Look for "coordinate" in the listing below. Gather each line that contains it.

■ **Record list**:
>>>>

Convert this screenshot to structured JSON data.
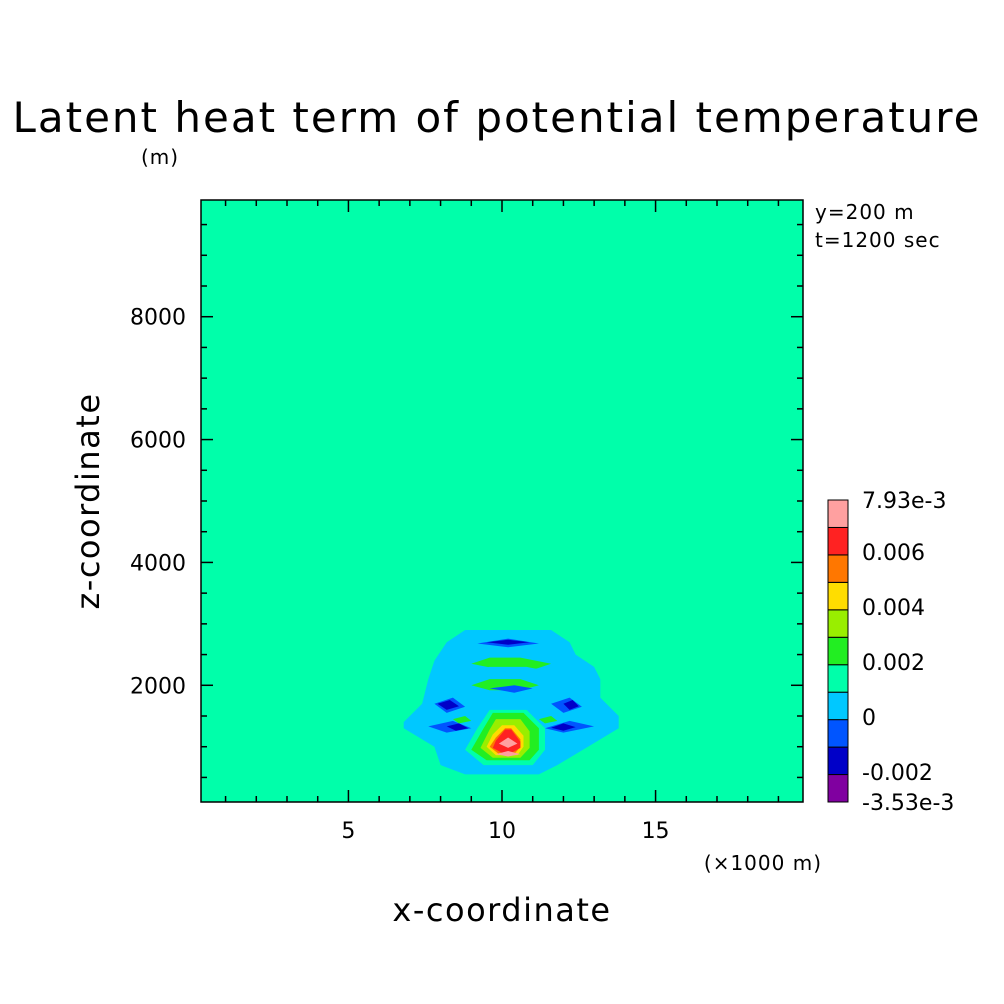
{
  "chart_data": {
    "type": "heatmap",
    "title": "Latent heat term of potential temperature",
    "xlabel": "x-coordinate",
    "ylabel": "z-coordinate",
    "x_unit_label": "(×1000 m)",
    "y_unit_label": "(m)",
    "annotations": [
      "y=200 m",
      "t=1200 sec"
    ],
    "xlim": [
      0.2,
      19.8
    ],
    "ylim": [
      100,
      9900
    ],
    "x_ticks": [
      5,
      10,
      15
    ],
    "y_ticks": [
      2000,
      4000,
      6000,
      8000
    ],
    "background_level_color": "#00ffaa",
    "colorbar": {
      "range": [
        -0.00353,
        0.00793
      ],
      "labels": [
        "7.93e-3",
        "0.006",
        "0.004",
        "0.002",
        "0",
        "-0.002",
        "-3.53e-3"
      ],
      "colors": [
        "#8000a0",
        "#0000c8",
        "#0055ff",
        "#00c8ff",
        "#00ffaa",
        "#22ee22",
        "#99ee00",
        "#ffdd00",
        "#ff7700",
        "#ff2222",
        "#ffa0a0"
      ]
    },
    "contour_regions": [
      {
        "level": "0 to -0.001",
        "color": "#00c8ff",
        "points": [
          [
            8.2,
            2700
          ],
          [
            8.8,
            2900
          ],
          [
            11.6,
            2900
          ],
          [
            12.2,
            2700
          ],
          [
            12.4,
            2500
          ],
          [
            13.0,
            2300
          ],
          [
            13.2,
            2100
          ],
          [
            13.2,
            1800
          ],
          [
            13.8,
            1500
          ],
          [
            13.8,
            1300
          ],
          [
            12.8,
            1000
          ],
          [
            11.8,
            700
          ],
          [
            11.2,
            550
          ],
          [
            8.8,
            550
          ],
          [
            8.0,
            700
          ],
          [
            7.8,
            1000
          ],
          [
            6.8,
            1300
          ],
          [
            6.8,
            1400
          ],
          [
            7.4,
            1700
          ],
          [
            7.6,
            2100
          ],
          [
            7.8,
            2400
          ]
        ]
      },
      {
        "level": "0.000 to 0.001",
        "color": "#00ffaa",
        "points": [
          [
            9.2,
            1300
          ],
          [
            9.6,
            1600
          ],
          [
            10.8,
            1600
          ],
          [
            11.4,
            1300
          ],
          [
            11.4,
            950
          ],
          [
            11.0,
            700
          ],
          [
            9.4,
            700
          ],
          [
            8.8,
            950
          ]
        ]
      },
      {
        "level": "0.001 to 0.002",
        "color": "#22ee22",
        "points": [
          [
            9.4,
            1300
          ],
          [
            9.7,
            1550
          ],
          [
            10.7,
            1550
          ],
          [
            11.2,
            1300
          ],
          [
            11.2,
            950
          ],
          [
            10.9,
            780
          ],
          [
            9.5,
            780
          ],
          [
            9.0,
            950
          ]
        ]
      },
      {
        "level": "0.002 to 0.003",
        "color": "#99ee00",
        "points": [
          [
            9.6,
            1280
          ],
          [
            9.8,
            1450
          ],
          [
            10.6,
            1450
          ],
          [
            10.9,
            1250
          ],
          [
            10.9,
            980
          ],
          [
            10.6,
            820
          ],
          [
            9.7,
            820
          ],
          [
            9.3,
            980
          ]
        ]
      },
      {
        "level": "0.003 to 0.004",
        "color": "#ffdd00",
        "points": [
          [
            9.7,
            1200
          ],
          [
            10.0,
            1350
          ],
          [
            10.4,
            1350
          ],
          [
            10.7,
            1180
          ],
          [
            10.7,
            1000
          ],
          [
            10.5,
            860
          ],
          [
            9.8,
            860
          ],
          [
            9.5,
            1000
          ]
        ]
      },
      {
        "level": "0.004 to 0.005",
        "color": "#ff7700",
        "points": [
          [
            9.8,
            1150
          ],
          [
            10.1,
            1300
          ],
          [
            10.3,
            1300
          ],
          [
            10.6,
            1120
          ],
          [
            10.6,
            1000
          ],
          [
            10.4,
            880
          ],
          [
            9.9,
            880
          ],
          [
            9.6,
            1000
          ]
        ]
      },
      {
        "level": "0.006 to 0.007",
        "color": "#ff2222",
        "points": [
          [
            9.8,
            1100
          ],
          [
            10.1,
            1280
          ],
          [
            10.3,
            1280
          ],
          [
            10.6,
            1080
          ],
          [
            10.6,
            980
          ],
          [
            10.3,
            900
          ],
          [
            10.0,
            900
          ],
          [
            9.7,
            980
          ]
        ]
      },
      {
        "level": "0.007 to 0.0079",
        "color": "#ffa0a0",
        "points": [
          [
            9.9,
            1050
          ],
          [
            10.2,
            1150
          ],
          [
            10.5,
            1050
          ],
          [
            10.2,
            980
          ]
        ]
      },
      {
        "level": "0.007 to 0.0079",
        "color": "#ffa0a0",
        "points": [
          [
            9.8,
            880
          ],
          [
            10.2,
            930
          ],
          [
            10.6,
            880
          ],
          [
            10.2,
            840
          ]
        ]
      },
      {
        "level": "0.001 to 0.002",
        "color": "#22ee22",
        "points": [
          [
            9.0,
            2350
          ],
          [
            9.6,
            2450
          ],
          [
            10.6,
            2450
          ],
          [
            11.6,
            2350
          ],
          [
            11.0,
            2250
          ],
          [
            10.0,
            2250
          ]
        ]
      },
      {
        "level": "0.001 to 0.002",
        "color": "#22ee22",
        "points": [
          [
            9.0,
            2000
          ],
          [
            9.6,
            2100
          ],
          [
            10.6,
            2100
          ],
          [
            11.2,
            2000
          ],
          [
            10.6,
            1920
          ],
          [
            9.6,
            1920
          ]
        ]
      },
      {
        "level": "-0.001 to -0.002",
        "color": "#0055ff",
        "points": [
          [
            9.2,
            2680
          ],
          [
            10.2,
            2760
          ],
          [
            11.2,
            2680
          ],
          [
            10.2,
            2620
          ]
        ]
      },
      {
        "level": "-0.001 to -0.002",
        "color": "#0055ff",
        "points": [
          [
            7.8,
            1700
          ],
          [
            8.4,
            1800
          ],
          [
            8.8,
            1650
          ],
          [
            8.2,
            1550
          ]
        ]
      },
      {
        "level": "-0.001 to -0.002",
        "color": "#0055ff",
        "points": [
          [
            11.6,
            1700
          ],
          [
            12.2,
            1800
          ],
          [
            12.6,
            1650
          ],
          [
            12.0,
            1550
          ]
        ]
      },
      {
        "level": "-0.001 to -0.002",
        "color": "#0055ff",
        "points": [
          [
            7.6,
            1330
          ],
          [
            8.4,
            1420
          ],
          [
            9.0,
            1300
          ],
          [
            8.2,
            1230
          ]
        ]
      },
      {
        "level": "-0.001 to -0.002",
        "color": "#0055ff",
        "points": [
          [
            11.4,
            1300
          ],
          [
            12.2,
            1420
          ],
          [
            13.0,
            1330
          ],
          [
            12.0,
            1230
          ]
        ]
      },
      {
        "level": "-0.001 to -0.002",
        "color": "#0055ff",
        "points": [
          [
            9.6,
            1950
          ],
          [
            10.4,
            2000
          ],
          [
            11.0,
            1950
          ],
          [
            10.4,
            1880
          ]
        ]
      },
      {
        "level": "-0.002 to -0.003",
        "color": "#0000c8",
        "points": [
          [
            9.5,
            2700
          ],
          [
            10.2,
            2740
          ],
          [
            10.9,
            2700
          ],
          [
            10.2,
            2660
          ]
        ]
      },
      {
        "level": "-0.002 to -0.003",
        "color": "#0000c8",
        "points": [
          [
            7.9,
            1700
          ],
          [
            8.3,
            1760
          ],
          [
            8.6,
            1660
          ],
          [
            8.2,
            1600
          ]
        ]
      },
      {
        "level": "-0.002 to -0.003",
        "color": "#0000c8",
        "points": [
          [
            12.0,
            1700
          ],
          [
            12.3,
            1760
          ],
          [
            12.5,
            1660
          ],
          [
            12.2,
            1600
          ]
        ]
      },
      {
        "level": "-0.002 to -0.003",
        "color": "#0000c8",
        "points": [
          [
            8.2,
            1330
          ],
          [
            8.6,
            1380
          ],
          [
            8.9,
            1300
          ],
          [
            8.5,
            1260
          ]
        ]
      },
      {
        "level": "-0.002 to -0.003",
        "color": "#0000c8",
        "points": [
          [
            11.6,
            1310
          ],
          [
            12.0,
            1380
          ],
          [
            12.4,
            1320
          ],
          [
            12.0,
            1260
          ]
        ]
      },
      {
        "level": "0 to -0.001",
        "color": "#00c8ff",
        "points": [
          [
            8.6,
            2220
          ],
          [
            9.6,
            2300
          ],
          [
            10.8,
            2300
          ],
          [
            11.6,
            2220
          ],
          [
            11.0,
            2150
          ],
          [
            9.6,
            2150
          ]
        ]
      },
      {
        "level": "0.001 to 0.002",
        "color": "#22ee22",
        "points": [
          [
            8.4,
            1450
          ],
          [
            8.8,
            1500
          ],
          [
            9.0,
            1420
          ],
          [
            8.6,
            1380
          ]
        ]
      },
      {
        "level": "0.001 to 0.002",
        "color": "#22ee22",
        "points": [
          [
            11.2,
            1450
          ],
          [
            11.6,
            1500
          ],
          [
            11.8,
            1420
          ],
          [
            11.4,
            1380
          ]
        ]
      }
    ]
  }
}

<<<<

■ **Task result**:
    "xlabel": "x-coordinate",
    "ylabel": "z-coordinate",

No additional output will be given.